# Written request
Transcribe the listing that follows in full, omitting pictures.

# Provided data
++++++++

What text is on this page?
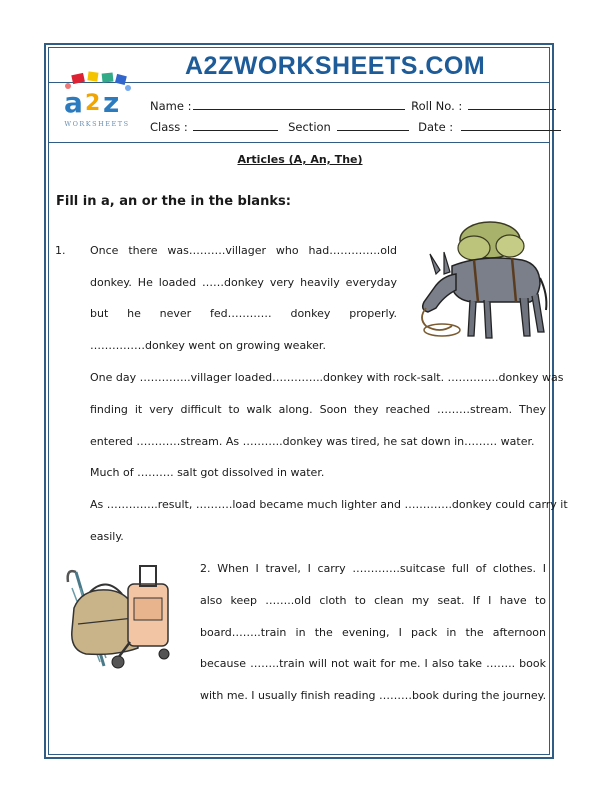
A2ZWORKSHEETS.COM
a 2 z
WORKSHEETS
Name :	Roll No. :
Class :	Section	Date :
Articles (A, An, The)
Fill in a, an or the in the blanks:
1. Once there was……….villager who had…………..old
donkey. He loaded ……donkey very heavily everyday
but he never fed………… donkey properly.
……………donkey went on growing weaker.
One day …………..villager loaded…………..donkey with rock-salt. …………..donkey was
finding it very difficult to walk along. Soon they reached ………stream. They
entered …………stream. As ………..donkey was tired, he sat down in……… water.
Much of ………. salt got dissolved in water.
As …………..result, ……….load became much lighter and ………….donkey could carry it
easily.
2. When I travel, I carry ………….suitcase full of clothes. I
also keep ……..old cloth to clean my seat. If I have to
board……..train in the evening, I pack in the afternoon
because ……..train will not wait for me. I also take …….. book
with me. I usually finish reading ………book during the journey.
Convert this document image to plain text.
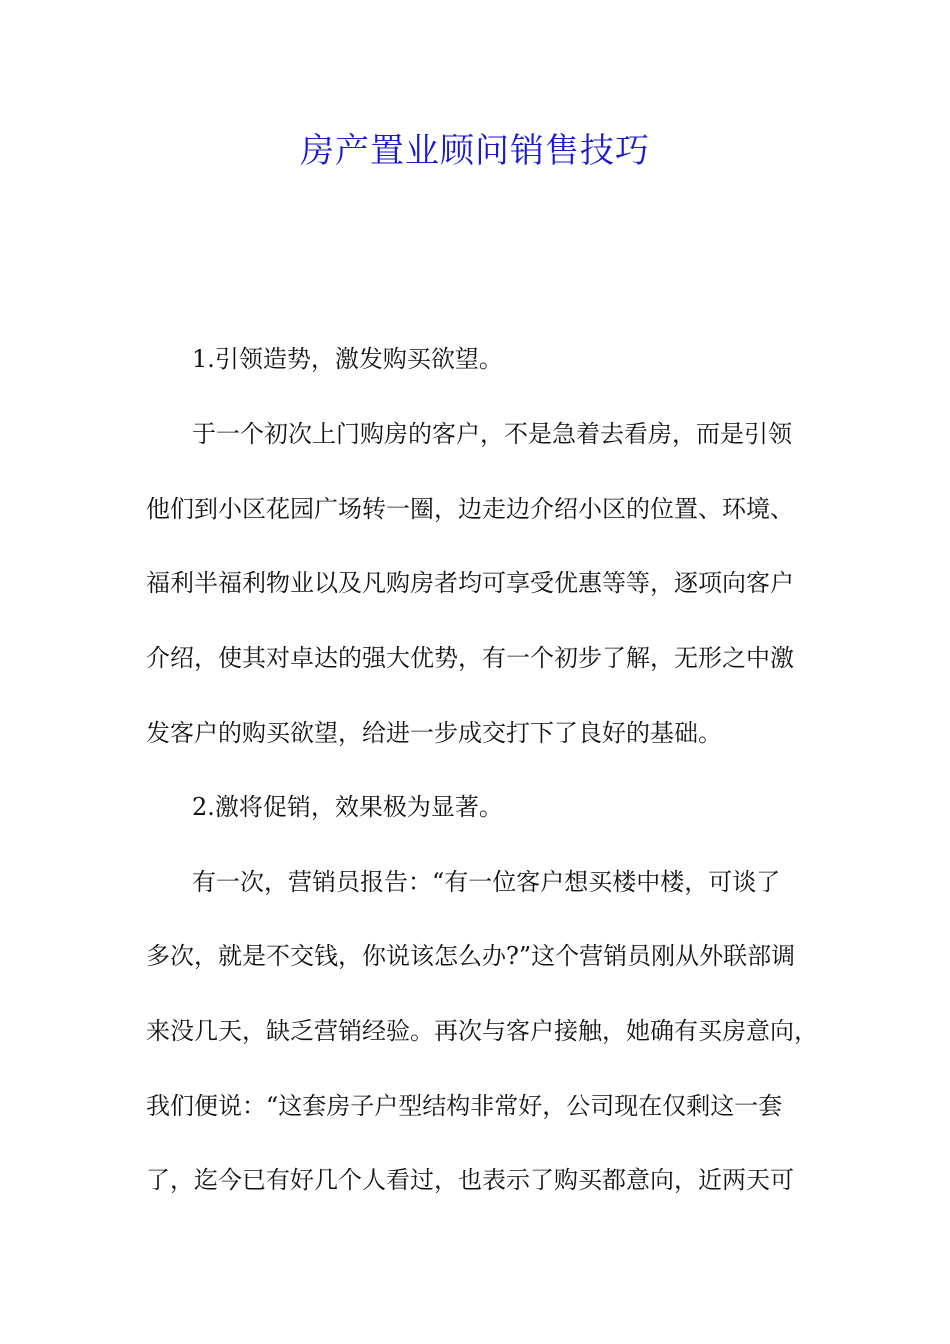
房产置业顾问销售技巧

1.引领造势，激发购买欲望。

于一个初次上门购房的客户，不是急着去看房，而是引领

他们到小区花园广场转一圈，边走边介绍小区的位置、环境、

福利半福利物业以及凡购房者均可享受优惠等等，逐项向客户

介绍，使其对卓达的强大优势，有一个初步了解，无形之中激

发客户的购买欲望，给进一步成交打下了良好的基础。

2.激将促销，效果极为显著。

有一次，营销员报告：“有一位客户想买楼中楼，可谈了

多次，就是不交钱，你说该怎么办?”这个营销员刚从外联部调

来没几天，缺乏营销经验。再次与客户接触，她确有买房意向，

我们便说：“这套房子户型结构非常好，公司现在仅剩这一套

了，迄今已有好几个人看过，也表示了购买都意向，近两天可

++++++++

# Solution to the problem
What text is on this page?
A2ZWORKSHEETS.COM
a 2 z
WORKSHEETS
Name :	Roll No. :
Class :	Section	Date :
Articles (A, An, The)
Fill in a, an or the in the blanks:
1. Once there was……….villager who had…………..old
donkey. He loaded ……donkey very heavily everyday
but he never fed………… donkey properly.
……………donkey went on growing weaker.
One day …………..villager loaded…………..donkey with rock-salt. …………..donkey was
finding it very difficult to walk along. Soon they reached ………stream. They
entered …………stream. As ………..donkey was tired, he sat down in……… water.
Much of ………. salt got dissolved in water.
As …………..result, ……….load became much lighter and ………….donkey could carry it
easily.
2. When I travel, I carry ………….suitcase full of clothes. I
also keep ……..old cloth to clean my seat. If I have to
board……..train in the evening, I pack in the afternoon
because ……..train will not wait for me. I also take …….. book
with me. I usually finish reading ………book during the journey.
Convert this document image to plain text.
房产置业顾问销售技巧

1.引领造势，激发购买欲望。

于一个初次上门购房的客户，不是急着去看房，而是引领

他们到小区花园广场转一圈，边走边介绍小区的位置、环境、

福利半福利物业以及凡购房者均可享受优惠等等，逐项向客户

介绍，使其对卓达的强大优势，有一个初步了解，无形之中激

发客户的购买欲望，给进一步成交打下了良好的基础。

2.激将促销，效果极为显著。

有一次，营销员报告：“有一位客户想买楼中楼，可谈了

多次，就是不交钱，你说该怎么办?”这个营销员刚从外联部调

来没几天，缺乏营销经验。再次与客户接触，她确有买房意向，

我们便说：“这套房子户型结构非常好，公司现在仅剩这一套

了，迄今已有好几个人看过，也表示了购买都意向，近两天可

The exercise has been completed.